● Exercise instructions:
Single out each line with the word "Engineering" and copy it.

● Material provided:
▬▬▬
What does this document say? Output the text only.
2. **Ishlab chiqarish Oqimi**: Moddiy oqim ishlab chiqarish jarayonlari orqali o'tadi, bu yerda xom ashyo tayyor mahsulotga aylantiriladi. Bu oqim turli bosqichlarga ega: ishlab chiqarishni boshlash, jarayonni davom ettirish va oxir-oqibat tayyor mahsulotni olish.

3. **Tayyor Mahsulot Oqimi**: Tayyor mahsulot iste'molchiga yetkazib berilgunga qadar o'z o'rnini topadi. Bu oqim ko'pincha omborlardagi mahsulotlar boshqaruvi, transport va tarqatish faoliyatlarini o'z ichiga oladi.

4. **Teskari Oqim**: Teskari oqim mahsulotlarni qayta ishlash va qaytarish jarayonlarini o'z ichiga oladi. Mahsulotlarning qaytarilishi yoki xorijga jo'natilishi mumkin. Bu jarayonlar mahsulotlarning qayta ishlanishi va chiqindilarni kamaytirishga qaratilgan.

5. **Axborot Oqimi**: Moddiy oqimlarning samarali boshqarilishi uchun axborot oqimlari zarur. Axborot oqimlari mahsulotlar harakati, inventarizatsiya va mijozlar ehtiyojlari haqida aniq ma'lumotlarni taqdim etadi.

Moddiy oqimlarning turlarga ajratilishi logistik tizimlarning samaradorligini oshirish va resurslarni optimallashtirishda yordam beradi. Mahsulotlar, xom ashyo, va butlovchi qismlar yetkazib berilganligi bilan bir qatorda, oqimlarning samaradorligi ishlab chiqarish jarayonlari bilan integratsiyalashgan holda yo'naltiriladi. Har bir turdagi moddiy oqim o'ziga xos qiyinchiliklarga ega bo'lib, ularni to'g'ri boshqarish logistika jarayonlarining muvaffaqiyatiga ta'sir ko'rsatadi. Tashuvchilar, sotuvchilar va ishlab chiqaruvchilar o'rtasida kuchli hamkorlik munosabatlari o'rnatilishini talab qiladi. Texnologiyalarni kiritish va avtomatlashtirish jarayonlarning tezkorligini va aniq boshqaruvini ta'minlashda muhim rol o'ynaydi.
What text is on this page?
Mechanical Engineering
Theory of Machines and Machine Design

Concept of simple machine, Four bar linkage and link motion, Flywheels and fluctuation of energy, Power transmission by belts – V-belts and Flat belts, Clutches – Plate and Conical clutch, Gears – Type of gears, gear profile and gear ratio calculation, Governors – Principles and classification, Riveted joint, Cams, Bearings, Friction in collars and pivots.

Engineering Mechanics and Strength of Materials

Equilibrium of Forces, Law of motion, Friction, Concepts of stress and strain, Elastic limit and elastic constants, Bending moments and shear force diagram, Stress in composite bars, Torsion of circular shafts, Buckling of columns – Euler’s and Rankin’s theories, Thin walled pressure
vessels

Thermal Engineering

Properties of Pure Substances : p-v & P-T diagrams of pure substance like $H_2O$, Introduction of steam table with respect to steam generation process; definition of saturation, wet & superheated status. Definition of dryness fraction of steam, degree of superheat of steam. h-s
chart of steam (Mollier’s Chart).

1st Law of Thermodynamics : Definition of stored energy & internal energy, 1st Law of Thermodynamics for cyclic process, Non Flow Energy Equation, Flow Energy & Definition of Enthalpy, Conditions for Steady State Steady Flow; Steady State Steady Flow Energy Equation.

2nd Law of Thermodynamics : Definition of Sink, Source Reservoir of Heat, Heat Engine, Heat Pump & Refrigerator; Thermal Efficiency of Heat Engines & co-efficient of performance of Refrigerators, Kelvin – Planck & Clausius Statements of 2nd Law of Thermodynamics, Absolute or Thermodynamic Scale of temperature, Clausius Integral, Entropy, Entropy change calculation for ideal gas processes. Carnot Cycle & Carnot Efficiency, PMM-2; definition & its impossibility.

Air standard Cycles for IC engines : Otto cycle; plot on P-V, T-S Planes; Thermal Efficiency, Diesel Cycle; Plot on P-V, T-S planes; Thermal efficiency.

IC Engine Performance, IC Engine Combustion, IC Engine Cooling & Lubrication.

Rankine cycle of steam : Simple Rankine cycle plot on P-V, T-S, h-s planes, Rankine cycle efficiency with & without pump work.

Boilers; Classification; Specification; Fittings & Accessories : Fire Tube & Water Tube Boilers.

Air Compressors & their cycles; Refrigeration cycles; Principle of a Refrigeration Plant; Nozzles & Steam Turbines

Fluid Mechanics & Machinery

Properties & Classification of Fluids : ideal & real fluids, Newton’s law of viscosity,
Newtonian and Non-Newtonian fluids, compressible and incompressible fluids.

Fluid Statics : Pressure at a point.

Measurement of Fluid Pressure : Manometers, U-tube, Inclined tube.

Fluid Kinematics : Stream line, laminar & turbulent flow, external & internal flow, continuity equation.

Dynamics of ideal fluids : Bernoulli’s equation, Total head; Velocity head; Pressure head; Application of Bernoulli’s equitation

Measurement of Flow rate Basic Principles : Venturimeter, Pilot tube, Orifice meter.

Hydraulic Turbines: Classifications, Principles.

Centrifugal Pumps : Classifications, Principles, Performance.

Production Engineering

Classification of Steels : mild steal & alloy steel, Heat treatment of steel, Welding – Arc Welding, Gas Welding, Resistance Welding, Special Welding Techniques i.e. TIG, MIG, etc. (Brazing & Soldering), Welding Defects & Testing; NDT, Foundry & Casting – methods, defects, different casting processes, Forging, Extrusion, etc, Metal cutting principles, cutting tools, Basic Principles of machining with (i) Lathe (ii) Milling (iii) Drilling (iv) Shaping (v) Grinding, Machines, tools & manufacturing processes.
▬▬▬
● Problem solution:
Mechanical Engineering
Engineering Mechanics and Strength of Materials
Thermal Engineering
Production Engineering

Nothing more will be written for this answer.